Records that describe figures:
[START]

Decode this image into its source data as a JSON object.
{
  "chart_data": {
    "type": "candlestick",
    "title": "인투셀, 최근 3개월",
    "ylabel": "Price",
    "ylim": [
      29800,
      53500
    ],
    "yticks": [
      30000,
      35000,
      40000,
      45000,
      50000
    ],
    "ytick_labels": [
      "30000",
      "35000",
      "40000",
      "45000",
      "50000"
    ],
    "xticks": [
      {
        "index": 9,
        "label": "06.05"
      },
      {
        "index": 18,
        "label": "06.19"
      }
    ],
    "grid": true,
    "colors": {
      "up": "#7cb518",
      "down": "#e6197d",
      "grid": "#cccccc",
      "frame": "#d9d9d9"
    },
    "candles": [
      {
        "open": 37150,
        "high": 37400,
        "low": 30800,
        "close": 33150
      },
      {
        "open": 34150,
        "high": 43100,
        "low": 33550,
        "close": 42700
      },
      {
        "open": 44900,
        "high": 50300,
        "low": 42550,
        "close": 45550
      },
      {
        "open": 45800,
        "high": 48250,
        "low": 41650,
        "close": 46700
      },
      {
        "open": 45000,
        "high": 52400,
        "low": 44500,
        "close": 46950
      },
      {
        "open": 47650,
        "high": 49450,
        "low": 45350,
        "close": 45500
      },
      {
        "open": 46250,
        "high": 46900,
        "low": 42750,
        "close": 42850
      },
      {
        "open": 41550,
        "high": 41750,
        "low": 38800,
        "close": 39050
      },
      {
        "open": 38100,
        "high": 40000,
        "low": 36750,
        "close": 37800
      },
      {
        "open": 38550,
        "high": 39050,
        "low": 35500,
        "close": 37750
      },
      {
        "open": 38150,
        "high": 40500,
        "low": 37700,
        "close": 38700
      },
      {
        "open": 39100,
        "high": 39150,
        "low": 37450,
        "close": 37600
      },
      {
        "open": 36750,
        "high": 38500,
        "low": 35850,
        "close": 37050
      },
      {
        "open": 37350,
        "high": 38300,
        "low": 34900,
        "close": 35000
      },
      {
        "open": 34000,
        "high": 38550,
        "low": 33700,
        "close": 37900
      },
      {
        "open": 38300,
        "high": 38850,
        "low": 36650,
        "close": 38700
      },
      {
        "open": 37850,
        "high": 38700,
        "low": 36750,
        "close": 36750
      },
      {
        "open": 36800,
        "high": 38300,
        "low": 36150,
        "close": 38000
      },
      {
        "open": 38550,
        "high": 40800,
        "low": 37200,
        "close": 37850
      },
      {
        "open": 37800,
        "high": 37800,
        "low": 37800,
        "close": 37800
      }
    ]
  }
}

[END]

Prompt
From the records above, extract each line exactly as shown.

Output below
Decode this image into its source data as a JSON object.
{
  "chart_data": {
    "type": "candlestick",
    "title": "인투셀, 최근 3개월",
    "ylabel": "Price",
    "ylim": [
      29800,
      53500
    ],
    "yticks": [
      30000,
      35000,
      40000,
      45000,
      50000
    ],
    "ytick_labels": [
      "30000",
      "35000",
      "40000",
      "45000",
      "50000"
    ],
    "xticks": [
      {
        "index": 9,
        "label": "06.05"
      },
      {
        "index": 18,
        "label": "06.19"
      }
    ],
    "grid": true,
    "colors": {
      "up": "#7cb518",
      "down": "#e6197d",
      "grid": "#cccccc",
      "frame": "#d9d9d9"
    },
    "candles": [
      {
        "open": 37150,
        "high": 37400,
        "low": 30800,
        "close": 33150
      },
      {
        "open": 34150,
        "high": 43100,
        "low": 33550,
        "close": 42700
      },
      {
        "open": 44900,
        "high": 50300,
        "low": 42550,
        "close": 45550
      },
      {
        "open": 45800,
        "high": 48250,
        "low": 41650,
        "close": 46700
      },
      {
        "open": 45000,
        "high": 52400,
        "low": 44500,
        "close": 46950
      },
      {
        "open": 47650,
        "high": 49450,
        "low": 45350,
        "close": 45500
      },
      {
        "open": 46250,
        "high": 46900,
        "low": 42750,
        "close": 42850
      },
      {
        "open": 41550,
        "high": 41750,
        "low": 38800,
        "close": 39050
      },
      {
        "open": 38100,
        "high": 40000,
        "low": 36750,
        "close": 37800
      },
      {
        "open": 38550,
        "high": 39050,
        "low": 35500,
        "close": 37750
      },
      {
        "open": 38150,
        "high": 40500,
        "low": 37700,
        "close": 38700
      },
      {
        "open": 39100,
        "high": 39150,
        "low": 37450,
        "close": 37600
      },
      {
        "open": 36750,
        "high": 38500,
        "low": 35850,
        "close": 37050
      },
      {
        "open": 37350,
        "high": 38300,
        "low": 34900,
        "close": 35000
      },
      {
        "open": 34000,
        "high": 38550,
        "low": 33700,
        "close": 37900
      },
      {
        "open": 38300,
        "high": 38850,
        "low": 36650,
        "close": 38700
      },
      {
        "open": 37850,
        "high": 38700,
        "low": 36750,
        "close": 36750
      },
      {
        "open": 36800,
        "high": 38300,
        "low": 36150,
        "close": 38000
      },
      {
        "open": 38550,
        "high": 40800,
        "low": 37200,
        "close": 37850
      },
      {
        "open": 37800,
        "high": 37800,
        "low": 37800,
        "close": 37800
      }
    ]
  }
}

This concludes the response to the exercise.